Written request> Count, in the entries below, the lines in which "Depression" occurs. Give the number, nothing more.

>> start Provided material

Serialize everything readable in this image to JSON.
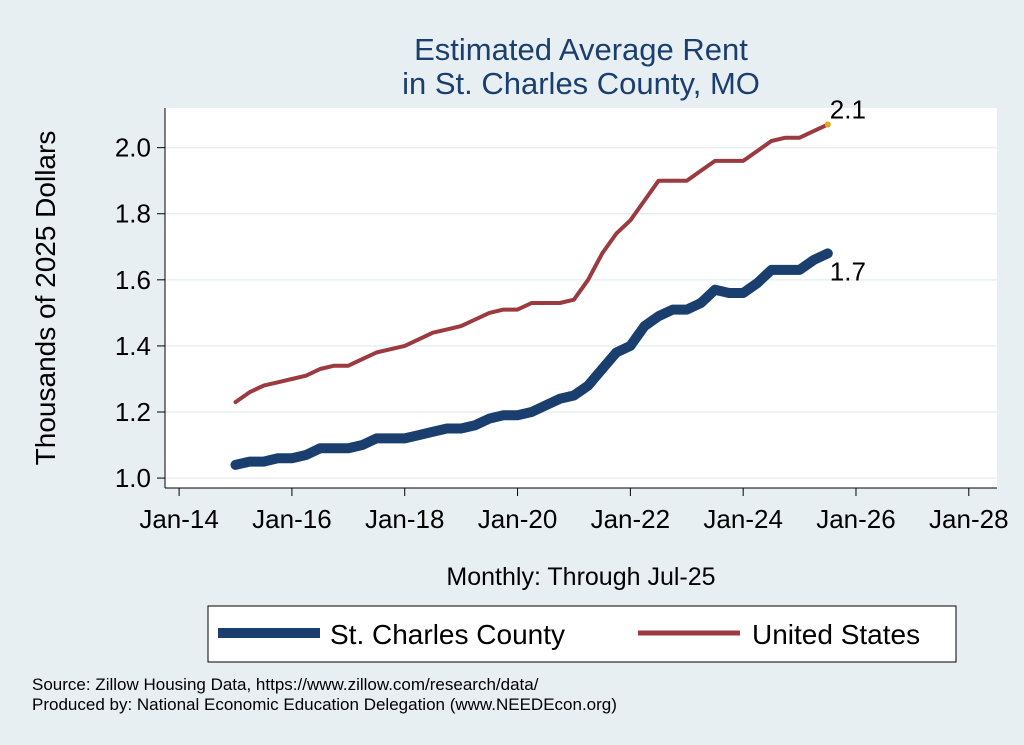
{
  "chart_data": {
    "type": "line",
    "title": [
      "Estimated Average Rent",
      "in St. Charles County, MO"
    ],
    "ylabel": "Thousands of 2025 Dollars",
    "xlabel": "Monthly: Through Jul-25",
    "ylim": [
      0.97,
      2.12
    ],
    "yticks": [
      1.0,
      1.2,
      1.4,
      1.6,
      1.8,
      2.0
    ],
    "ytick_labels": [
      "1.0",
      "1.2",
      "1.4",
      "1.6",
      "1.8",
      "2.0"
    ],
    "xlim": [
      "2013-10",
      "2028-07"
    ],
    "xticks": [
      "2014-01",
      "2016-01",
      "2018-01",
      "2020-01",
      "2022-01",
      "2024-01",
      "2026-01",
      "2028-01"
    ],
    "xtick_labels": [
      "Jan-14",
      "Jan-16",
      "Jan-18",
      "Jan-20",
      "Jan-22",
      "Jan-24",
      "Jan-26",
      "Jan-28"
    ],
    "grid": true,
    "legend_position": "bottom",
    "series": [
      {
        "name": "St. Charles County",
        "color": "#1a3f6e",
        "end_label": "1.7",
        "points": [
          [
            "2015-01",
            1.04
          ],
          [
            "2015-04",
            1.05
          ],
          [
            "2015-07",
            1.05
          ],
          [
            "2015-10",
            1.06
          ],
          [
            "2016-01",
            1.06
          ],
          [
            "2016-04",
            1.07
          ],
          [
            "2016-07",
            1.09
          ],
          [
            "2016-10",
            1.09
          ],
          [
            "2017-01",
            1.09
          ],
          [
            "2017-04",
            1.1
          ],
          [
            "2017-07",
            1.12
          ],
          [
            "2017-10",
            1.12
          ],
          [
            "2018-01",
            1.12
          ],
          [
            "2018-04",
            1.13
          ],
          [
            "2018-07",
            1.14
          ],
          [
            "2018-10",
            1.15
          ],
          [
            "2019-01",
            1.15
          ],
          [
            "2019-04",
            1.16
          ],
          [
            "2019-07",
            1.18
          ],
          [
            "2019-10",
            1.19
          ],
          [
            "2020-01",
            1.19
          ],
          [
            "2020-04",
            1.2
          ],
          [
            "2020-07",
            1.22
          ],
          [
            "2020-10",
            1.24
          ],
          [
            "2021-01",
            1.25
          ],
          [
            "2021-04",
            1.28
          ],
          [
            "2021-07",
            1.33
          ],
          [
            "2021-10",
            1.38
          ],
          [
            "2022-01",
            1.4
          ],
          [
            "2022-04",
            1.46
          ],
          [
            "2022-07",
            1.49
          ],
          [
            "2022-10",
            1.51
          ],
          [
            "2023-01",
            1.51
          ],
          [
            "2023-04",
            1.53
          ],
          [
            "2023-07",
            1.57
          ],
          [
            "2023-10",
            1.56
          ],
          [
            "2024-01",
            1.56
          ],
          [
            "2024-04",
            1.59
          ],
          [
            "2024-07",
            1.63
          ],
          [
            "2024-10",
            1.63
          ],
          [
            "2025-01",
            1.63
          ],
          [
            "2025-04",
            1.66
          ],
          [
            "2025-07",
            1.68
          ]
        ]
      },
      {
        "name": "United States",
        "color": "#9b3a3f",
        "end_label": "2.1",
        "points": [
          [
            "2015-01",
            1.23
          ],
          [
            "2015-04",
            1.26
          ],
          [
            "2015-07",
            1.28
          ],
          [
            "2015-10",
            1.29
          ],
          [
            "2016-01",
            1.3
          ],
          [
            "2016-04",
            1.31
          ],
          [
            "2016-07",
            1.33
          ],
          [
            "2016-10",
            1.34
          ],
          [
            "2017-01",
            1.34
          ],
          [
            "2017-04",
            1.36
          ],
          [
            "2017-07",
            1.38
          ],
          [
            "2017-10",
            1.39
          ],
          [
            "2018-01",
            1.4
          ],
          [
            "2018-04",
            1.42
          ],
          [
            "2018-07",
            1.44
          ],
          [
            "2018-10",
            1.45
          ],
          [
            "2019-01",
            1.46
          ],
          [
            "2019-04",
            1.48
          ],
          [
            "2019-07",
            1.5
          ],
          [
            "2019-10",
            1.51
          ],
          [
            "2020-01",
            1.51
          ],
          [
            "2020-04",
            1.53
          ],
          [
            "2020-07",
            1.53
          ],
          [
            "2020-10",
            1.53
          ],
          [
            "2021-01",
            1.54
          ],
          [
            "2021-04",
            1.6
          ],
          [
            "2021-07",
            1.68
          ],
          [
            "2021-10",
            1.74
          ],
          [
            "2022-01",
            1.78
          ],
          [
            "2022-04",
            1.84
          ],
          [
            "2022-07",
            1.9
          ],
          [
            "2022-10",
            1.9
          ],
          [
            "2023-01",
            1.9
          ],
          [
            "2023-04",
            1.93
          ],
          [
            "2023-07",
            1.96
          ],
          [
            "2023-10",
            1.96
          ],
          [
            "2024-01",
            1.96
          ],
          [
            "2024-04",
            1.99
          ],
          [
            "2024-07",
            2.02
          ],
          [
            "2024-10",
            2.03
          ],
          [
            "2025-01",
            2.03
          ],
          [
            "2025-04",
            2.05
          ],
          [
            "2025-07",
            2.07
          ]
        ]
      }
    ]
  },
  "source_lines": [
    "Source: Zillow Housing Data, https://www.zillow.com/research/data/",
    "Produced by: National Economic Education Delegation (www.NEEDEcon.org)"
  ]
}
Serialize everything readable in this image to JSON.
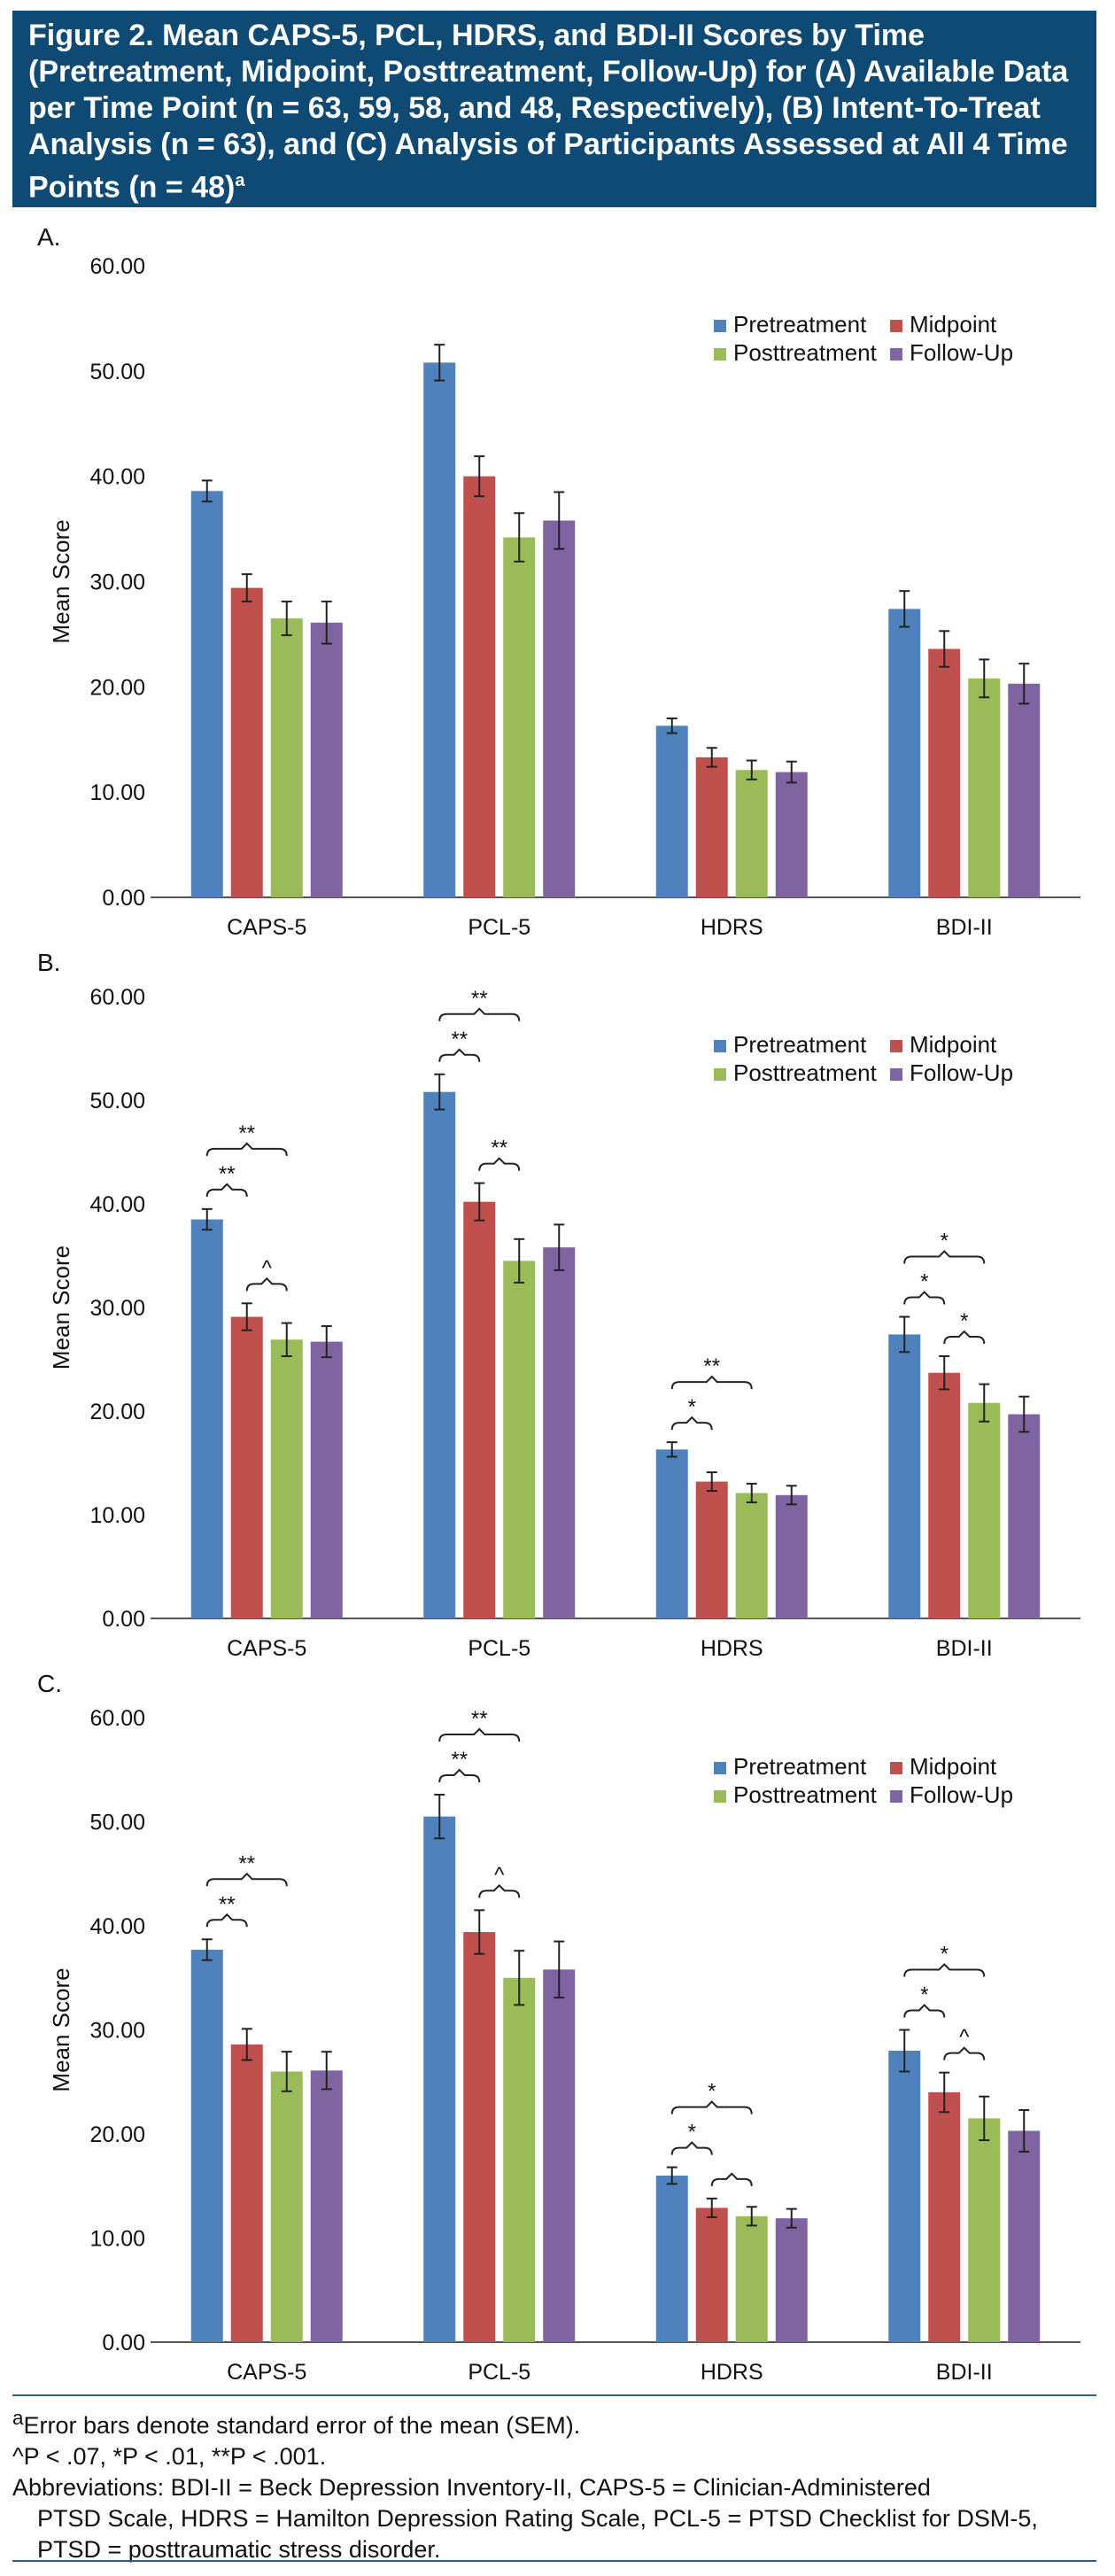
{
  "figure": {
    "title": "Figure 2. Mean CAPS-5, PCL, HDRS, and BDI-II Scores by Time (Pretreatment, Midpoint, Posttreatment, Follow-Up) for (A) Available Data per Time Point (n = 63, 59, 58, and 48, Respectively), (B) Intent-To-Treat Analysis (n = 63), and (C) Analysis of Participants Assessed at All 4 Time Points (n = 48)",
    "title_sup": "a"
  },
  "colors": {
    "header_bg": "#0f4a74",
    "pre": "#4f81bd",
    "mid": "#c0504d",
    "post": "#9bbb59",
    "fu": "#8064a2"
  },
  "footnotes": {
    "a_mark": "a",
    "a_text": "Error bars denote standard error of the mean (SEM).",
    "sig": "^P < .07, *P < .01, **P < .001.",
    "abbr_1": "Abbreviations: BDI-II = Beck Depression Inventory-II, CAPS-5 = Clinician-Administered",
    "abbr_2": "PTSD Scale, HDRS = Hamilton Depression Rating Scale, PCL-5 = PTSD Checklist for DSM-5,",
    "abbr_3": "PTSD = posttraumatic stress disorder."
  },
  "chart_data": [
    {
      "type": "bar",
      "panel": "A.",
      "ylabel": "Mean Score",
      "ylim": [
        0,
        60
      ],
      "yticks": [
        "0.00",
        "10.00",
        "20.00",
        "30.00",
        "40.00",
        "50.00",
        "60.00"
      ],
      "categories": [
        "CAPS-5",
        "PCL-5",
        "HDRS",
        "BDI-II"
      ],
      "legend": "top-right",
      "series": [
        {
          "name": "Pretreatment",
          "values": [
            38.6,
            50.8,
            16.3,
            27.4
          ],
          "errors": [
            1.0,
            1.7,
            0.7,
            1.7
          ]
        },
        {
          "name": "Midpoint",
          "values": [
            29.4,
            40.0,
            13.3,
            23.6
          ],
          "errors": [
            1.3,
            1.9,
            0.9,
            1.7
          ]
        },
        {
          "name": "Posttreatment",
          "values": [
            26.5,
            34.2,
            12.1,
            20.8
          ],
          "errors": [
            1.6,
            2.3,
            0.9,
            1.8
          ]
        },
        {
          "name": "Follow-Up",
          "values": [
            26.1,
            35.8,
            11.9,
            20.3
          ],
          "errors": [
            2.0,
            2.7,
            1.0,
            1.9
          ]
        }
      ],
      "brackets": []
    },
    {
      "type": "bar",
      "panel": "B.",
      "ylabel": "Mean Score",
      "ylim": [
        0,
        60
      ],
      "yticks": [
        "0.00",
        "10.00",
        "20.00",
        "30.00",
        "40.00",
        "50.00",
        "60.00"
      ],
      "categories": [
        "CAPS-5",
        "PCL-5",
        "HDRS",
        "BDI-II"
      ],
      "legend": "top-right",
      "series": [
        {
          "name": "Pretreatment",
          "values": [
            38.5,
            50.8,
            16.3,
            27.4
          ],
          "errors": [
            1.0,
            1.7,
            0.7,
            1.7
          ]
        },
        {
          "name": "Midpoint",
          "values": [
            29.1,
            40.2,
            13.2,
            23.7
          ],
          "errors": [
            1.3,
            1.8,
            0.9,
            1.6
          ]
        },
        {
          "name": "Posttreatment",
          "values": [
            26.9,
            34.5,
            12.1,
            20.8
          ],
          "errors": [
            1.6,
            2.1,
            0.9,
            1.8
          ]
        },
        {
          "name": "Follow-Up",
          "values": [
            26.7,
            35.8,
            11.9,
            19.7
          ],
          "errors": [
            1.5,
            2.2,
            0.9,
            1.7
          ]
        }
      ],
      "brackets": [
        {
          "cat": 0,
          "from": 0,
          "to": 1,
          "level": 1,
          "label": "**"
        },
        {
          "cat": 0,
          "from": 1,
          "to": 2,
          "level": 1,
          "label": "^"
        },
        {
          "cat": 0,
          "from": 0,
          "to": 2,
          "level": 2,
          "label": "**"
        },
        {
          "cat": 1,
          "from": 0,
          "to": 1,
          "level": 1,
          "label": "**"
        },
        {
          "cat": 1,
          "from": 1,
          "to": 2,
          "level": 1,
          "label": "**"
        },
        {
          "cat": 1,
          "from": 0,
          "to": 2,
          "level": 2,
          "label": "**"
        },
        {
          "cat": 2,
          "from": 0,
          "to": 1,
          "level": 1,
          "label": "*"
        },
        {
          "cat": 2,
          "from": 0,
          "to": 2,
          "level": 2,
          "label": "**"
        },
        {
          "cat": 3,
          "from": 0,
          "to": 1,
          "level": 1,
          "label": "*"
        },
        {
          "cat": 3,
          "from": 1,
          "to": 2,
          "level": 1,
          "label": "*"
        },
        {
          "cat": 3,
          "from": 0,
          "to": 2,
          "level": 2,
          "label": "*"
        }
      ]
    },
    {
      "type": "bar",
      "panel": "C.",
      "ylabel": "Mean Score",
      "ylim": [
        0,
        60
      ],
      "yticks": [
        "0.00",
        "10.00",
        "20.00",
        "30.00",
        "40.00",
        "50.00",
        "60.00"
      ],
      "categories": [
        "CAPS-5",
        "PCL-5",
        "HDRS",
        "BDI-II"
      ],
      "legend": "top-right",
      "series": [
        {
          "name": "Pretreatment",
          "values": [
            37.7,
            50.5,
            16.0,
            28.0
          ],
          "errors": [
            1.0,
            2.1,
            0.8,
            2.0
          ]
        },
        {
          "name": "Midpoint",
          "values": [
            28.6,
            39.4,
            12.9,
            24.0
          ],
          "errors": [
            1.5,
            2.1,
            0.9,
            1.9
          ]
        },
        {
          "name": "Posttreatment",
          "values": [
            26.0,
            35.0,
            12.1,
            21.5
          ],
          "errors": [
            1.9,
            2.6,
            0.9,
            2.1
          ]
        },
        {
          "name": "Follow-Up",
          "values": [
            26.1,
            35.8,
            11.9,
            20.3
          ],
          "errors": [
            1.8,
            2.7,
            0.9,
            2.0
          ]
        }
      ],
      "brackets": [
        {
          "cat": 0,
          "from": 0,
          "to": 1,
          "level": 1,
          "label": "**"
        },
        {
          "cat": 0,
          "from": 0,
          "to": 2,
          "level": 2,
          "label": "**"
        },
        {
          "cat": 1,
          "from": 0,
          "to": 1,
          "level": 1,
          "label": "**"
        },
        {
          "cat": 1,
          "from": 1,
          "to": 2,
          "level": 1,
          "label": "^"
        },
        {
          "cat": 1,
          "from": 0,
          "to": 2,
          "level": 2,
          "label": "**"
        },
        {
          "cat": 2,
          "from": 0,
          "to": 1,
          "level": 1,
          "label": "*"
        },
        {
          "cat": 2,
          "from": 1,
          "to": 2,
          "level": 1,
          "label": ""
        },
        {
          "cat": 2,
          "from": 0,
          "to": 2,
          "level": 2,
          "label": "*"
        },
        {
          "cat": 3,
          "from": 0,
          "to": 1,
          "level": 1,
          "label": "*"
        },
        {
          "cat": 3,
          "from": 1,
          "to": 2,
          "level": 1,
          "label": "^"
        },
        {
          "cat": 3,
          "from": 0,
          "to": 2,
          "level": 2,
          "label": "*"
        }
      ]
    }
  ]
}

>> end Provided material

Full output> 2